> RECORDS FOR THIS EXERCISE
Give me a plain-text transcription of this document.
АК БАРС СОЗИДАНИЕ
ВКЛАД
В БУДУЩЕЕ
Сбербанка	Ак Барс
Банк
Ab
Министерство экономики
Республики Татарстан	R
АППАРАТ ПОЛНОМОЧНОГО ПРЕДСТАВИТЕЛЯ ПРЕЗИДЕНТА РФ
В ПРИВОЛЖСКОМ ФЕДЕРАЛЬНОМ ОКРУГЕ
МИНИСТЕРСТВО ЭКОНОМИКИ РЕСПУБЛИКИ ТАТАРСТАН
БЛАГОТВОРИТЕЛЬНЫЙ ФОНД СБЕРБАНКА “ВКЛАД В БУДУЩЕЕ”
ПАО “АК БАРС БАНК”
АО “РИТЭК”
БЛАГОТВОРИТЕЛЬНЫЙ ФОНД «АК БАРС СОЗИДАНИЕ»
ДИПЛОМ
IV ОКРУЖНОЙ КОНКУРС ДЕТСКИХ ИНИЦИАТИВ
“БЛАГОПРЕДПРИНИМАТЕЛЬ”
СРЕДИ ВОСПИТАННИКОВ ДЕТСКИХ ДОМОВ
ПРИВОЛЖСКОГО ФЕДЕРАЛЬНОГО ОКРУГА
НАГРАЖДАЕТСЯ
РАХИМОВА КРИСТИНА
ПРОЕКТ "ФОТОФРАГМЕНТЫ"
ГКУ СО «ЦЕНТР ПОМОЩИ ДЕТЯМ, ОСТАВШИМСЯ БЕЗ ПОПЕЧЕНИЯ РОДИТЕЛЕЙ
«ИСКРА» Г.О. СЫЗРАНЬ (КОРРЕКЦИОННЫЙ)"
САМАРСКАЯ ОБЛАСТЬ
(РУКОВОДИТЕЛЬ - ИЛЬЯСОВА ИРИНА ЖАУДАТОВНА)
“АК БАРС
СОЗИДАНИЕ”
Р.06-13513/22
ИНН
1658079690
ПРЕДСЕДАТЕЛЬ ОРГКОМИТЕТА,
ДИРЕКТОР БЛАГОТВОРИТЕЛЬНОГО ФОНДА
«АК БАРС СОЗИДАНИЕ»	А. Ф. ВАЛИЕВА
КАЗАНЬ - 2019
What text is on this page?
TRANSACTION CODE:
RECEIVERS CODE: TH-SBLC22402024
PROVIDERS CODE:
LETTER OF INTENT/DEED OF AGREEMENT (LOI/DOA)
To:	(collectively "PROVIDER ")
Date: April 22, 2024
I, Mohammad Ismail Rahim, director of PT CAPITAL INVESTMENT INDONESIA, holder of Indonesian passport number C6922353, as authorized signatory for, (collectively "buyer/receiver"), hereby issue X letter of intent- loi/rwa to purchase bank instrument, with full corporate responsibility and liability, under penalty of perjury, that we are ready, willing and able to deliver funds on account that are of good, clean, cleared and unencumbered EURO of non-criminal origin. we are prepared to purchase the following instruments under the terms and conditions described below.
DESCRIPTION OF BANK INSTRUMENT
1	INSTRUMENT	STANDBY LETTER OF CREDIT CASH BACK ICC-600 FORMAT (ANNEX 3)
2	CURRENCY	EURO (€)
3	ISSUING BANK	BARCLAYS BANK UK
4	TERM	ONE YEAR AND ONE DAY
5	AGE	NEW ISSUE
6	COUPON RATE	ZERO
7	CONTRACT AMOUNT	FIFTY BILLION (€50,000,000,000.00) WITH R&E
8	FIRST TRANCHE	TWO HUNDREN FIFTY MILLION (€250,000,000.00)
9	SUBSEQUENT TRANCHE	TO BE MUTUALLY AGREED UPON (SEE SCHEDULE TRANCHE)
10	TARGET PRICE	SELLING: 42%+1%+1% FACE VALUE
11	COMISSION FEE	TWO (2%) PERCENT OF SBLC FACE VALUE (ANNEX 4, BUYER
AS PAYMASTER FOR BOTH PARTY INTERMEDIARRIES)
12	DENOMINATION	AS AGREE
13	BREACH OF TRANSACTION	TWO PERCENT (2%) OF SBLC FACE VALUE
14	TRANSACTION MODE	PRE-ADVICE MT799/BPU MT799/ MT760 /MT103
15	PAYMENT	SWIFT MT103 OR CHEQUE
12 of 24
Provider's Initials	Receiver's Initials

> TASK PROMPT
From the data above, copy out every line with the string "PERCENT" in it.

> WRITTEN RESPONSE
11	COMISSION FEE	TWO (2%) PERCENT OF SBLC FACE VALUE (ANNEX 4, BUYER
13	BREACH OF TRANSACTION	TWO PERCENT (2%) OF SBLC FACE VALUE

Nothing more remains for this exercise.